WRITTEN REQUEST: Count the lines containing "time". Give the number alone.

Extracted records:
"""

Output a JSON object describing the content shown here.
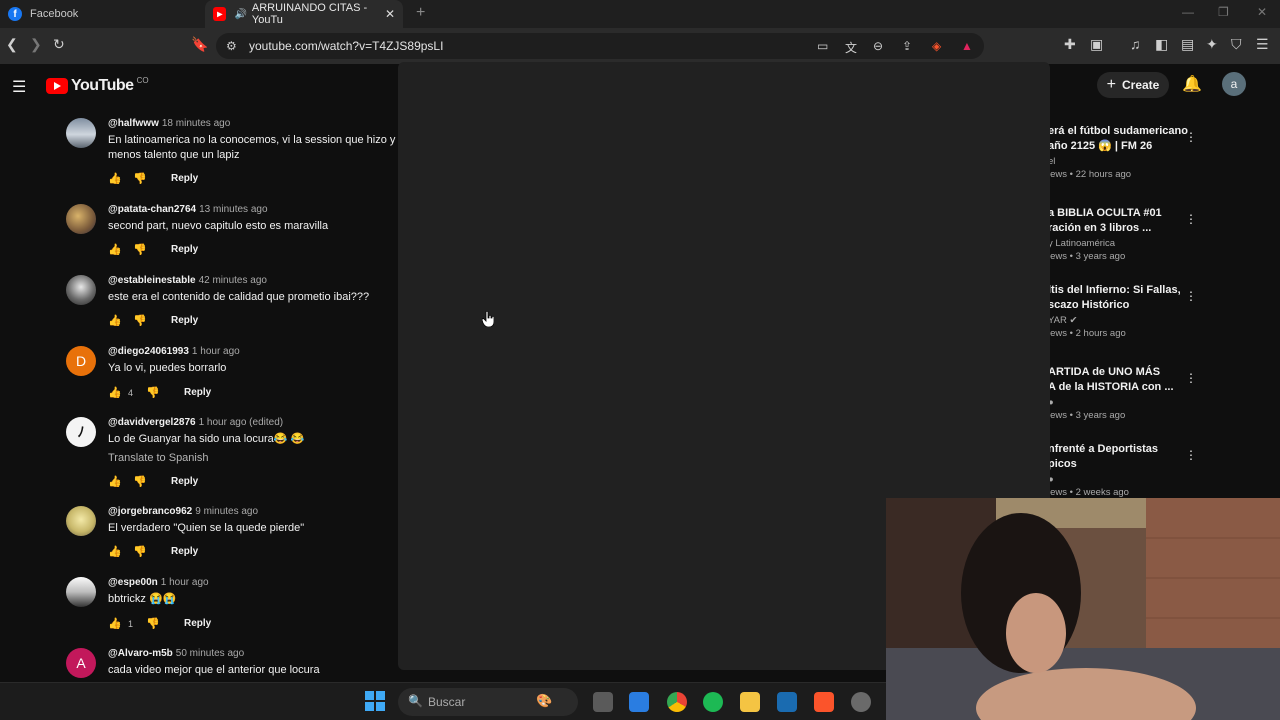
{
  "browser": {
    "tabs": [
      {
        "title": "Facebook"
      },
      {
        "title": "ARRUINANDO CITAS - YouTu"
      }
    ],
    "url": "youtube.com/watch?v=T4ZJS89psLI"
  },
  "youtube": {
    "logo_text": "YouTube",
    "logo_country": "CO",
    "create_label": "Create",
    "account_initial": "a"
  },
  "comments": [
    {
      "user": "@halfwww",
      "time": "18 minutes ago",
      "lines": [
        "En latinoamerica no la conocemos, vi la session que hizo y me",
        "menos talento que un lapiz"
      ],
      "likes": "",
      "reply": "Reply"
    },
    {
      "user": "@patata-chan2764",
      "time": "13 minutes ago",
      "lines": [
        "second part, nuevo capitulo esto es maravilla"
      ],
      "likes": "",
      "reply": "Reply"
    },
    {
      "user": "@estableinestable",
      "time": "42 minutes ago",
      "lines": [
        "este era el contenido de calidad que prometio ibai???"
      ],
      "likes": "",
      "reply": "Reply"
    },
    {
      "user": "@diego24061993",
      "time": "1 hour ago",
      "lines": [
        "Ya lo vi, puedes borrarlo"
      ],
      "likes": "4",
      "reply": "Reply",
      "avatar_letter": "D"
    },
    {
      "user": "@davidvergel2876",
      "time": "1 hour ago (edited)",
      "lines": [
        "Lo de Guanyar ha sido una locura😂 😂"
      ],
      "translate": "Translate to Spanish",
      "likes": "",
      "reply": "Reply"
    },
    {
      "user": "@jorgebranco962",
      "time": "9 minutes ago",
      "lines": [
        "El verdadero \"Quien se la quede pierde\""
      ],
      "likes": "",
      "reply": "Reply"
    },
    {
      "user": "@espe00n",
      "time": "1 hour ago",
      "lines": [
        "bbtrickz 😭😭"
      ],
      "likes": "1",
      "reply": "Reply"
    },
    {
      "user": "@Alvaro-m5b",
      "time": "50 minutes ago",
      "lines": [
        "cada video mejor que el anterior que locura"
      ],
      "likes": "",
      "reply": "Reply",
      "avatar_letter": "A"
    }
  ],
  "recommendations": [
    {
      "title1": "erá el fútbol sudamericano",
      "title2": "año 2125 😱 | FM 26",
      "channel": "el",
      "meta": "iews • 22 hours ago"
    },
    {
      "title1": "a BIBLIA OCULTA #01",
      "title2": "ración en 3 libros ...",
      "channel": "y Latinoamérica",
      "meta": "iews • 3 years ago"
    },
    {
      "title1": "ltis del Infierno: Si Fallas,",
      "title2": "scazo Histórico",
      "channel": "YAR",
      "meta": "iews • 2 hours ago"
    },
    {
      "title1": "ARTIDA de UNO MÁS",
      "title2": "A de la HISTORIA con ...",
      "channel": "",
      "meta": "iews • 3 years ago"
    },
    {
      "title1": "nfrenté a Deportistas",
      "title2": "picos",
      "channel": "",
      "meta": "iews • 2 weeks ago"
    }
  ],
  "taskbar": {
    "search_placeholder": "Buscar"
  },
  "colors": {
    "background": "#0f0f0f",
    "overlay": "#212121",
    "youtube_red": "#ff0000"
  }
}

"""

TASK RESPONSE: 8